# Short task:
Render every entry verbatim.

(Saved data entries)
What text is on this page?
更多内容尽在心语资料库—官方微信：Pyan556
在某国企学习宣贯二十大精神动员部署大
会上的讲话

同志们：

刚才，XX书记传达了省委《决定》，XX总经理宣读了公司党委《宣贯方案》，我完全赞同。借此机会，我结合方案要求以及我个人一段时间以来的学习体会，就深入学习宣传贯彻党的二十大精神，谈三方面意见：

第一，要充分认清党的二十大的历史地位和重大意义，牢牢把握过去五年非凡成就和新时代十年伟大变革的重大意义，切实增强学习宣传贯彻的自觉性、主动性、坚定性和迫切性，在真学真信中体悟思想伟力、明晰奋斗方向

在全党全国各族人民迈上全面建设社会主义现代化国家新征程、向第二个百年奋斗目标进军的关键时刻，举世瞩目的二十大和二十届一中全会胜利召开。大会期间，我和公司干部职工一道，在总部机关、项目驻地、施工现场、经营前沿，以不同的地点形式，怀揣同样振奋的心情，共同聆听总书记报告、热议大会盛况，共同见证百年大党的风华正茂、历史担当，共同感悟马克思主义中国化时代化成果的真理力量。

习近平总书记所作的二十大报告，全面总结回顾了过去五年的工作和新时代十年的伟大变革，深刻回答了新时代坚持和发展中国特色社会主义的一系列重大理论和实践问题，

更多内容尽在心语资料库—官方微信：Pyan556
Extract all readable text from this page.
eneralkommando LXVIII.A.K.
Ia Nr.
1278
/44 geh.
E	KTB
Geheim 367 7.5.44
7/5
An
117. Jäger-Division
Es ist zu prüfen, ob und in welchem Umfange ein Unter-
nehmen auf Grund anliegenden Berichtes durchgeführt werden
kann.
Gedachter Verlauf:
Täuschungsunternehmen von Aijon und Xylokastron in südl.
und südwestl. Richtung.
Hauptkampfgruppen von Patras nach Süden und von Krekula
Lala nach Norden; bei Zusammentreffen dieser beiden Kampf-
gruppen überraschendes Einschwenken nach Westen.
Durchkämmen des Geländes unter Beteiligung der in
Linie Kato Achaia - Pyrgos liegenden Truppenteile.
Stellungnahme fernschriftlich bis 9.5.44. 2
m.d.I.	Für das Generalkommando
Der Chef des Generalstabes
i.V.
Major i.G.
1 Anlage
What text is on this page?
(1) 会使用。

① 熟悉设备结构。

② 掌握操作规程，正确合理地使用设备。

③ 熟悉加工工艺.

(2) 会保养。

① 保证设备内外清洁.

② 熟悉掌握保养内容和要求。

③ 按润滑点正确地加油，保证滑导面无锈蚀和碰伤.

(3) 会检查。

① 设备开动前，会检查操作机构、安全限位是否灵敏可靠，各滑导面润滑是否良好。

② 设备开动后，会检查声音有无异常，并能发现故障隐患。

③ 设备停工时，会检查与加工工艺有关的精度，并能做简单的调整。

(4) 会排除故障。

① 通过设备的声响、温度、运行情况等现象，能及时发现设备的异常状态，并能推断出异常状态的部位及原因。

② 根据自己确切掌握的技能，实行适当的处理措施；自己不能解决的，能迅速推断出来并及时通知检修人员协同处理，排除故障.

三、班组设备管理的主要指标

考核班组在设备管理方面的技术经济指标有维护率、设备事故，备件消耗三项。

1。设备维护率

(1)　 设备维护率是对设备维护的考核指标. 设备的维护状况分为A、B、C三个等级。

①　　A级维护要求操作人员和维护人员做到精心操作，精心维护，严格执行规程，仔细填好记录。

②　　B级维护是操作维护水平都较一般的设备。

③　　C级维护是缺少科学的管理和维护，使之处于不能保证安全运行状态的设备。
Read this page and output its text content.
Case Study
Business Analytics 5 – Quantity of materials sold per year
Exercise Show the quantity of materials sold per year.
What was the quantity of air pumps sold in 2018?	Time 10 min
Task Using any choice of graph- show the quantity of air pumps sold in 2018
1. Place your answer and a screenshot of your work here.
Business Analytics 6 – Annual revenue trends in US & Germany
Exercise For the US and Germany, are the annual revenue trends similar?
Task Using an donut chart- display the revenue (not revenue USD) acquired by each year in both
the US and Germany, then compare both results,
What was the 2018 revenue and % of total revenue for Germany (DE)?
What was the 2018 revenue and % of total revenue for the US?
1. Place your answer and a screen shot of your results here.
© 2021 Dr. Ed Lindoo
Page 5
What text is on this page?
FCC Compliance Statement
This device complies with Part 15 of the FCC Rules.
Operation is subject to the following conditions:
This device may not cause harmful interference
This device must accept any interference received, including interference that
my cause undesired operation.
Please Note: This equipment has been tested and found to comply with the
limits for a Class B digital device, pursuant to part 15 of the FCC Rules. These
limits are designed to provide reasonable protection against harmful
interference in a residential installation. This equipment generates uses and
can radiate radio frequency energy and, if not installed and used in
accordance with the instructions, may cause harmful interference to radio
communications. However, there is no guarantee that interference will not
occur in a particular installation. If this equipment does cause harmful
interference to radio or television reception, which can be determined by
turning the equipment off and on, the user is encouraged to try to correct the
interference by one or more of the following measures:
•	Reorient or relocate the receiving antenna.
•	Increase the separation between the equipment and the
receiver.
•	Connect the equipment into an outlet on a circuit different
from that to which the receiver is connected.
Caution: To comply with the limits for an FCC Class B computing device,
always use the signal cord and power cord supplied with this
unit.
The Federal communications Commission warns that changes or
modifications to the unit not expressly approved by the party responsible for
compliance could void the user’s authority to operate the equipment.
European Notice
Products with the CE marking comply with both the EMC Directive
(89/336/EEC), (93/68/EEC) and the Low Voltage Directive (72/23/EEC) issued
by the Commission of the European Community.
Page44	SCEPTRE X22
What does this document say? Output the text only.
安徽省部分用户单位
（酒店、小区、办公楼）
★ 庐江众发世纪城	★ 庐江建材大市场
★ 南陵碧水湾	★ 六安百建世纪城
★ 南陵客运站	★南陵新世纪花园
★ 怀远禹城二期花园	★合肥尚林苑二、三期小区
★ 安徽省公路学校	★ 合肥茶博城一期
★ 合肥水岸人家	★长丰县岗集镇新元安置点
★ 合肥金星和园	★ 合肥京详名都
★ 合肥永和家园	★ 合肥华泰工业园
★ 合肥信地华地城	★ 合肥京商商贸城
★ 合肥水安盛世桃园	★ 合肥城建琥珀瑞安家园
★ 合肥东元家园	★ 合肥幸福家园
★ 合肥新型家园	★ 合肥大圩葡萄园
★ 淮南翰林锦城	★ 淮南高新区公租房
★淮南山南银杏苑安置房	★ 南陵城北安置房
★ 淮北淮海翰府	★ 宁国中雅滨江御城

# Completed exercise:
What text is on this page?
更多内容尽在心语资料库—官方微信：Pyan556
在某国企学习宣贯二十大精神动员部署大
会上的讲话

同志们：

刚才，XX书记传达了省委《决定》，XX总经理宣读了公司党委《宣贯方案》，我完全赞同。借此机会，我结合方案要求以及我个人一段时间以来的学习体会，就深入学习宣传贯彻党的二十大精神，谈三方面意见：

第一，要充分认清党的二十大的历史地位和重大意义，牢牢把握过去五年非凡成就和新时代十年伟大变革的重大意义，切实增强学习宣传贯彻的自觉性、主动性、坚定性和迫切性，在真学真信中体悟思想伟力、明晰奋斗方向

在全党全国各族人民迈上全面建设社会主义现代化国家新征程、向第二个百年奋斗目标进军的关键时刻，举世瞩目的二十大和二十届一中全会胜利召开。大会期间，我和公司干部职工一道，在总部机关、项目驻地、施工现场、经营前沿，以不同的地点形式，怀揣同样振奋的心情，共同聆听总书记报告、热议大会盛况，共同见证百年大党的风华正茂、历史担当，共同感悟马克思主义中国化时代化成果的真理力量。

习近平总书记所作的二十大报告，全面总结回顾了过去五年的工作和新时代十年的伟大变革，深刻回答了新时代坚持和发展中国特色社会主义的一系列重大理论和实践问题，

更多内容尽在心语资料库—官方微信：Pyan556
Extract all readable text from this page.
eneralkommando LXVIII.A.K.
Ia Nr.
1278
/44 geh.
E	KTB
Geheim 367 7.5.44
7/5
An
117. Jäger-Division
Es ist zu prüfen, ob und in welchem Umfange ein Unter-
nehmen auf Grund anliegenden Berichtes durchgeführt werden
kann.
Gedachter Verlauf:
Täuschungsunternehmen von Aijon und Xylokastron in südl.
und südwestl. Richtung.
Hauptkampfgruppen von Patras nach Süden und von Krekula
Lala nach Norden; bei Zusammentreffen dieser beiden Kampf-
gruppen überraschendes Einschwenken nach Westen.
Durchkämmen des Geländes unter Beteiligung der in
Linie Kato Achaia - Pyrgos liegenden Truppenteile.
Stellungnahme fernschriftlich bis 9.5.44. 2
m.d.I.	Für das Generalkommando
Der Chef des Generalstabes
i.V.
Major i.G.
1 Anlage
What text is on this page?
(1) 会使用。

① 熟悉设备结构。

② 掌握操作规程，正确合理地使用设备。

③ 熟悉加工工艺.

(2) 会保养。

① 保证设备内外清洁.

② 熟悉掌握保养内容和要求。

③ 按润滑点正确地加油，保证滑导面无锈蚀和碰伤.

(3) 会检查。

① 设备开动前，会检查操作机构、安全限位是否灵敏可靠，各滑导面润滑是否良好。

② 设备开动后，会检查声音有无异常，并能发现故障隐患。

③ 设备停工时，会检查与加工工艺有关的精度，并能做简单的调整。

(4) 会排除故障。

① 通过设备的声响、温度、运行情况等现象，能及时发现设备的异常状态，并能推断出异常状态的部位及原因。

② 根据自己确切掌握的技能，实行适当的处理措施；自己不能解决的，能迅速推断出来并及时通知检修人员协同处理，排除故障.

三、班组设备管理的主要指标

考核班组在设备管理方面的技术经济指标有维护率、设备事故，备件消耗三项。

1。设备维护率

(1)　 设备维护率是对设备维护的考核指标. 设备的维护状况分为A、B、C三个等级。

①　　A级维护要求操作人员和维护人员做到精心操作，精心维护，严格执行规程，仔细填好记录。

②　　B级维护是操作维护水平都较一般的设备。

③　　C级维护是缺少科学的管理和维护，使之处于不能保证安全运行状态的设备。
Read this page and output its text content.
Case Study
Business Analytics 5 – Quantity of materials sold per year
Exercise Show the quantity of materials sold per year.
What was the quantity of air pumps sold in 2018?	Time 10 min
Task Using any choice of graph- show the quantity of air pumps sold in 2018
1. Place your answer and a screenshot of your work here.
Business Analytics 6 – Annual revenue trends in US & Germany
Exercise For the US and Germany, are the annual revenue trends similar?
Task Using an donut chart- display the revenue (not revenue USD) acquired by each year in both
the US and Germany, then compare both results,
What was the 2018 revenue and % of total revenue for Germany (DE)?
What was the 2018 revenue and % of total revenue for the US?
1. Place your answer and a screen shot of your results here.
© 2021 Dr. Ed Lindoo
Page 5
What text is on this page?
FCC Compliance Statement
This device complies with Part 15 of the FCC Rules.
Operation is subject to the following conditions:
This device may not cause harmful interference
This device must accept any interference received, including interference that
my cause undesired operation.
Please Note: This equipment has been tested and found to comply with the
limits for a Class B digital device, pursuant to part 15 of the FCC Rules. These
limits are designed to provide reasonable protection against harmful
interference in a residential installation. This equipment generates uses and
can radiate radio frequency energy and, if not installed and used in
accordance with the instructions, may cause harmful interference to radio
communications. However, there is no guarantee that interference will not
occur in a particular installation. If this equipment does cause harmful
interference to radio or television reception, which can be determined by
turning the equipment off and on, the user is encouraged to try to correct the
interference by one or more of the following measures:
•	Reorient or relocate the receiving antenna.
•	Increase the separation between the equipment and the
receiver.
•	Connect the equipment into an outlet on a circuit different
from that to which the receiver is connected.
Caution: To comply with the limits for an FCC Class B computing device,
always use the signal cord and power cord supplied with this
unit.
The Federal communications Commission warns that changes or
modifications to the unit not expressly approved by the party responsible for
compliance could void the user’s authority to operate the equipment.
European Notice
Products with the CE marking comply with both the EMC Directive
(89/336/EEC), (93/68/EEC) and the Low Voltage Directive (72/23/EEC) issued
by the Commission of the European Community.
Page44	SCEPTRE X22
What does this document say? Output the text only.
安徽省部分用户单位
（酒店、小区、办公楼）
★ 庐江众发世纪城	★ 庐江建材大市场
★ 南陵碧水湾	★ 六安百建世纪城
★ 南陵客运站	★南陵新世纪花园
★ 怀远禹城二期花园	★合肥尚林苑二、三期小区
★ 安徽省公路学校	★ 合肥茶博城一期
★ 合肥水岸人家	★长丰县岗集镇新元安置点
★ 合肥金星和园	★ 合肥京详名都
★ 合肥永和家园	★ 合肥华泰工业园
★ 合肥信地华地城	★ 合肥京商商贸城
★ 合肥水安盛世桃园	★ 合肥城建琥珀瑞安家园
★ 合肥东元家园	★ 合肥幸福家园
★ 合肥新型家园	★ 合肥大圩葡萄园
★ 淮南翰林锦城	★ 淮南高新区公租房
★淮南山南银杏苑安置房	★ 南陵城北安置房
★ 淮北淮海翰府	★ 宁国中雅滨江御城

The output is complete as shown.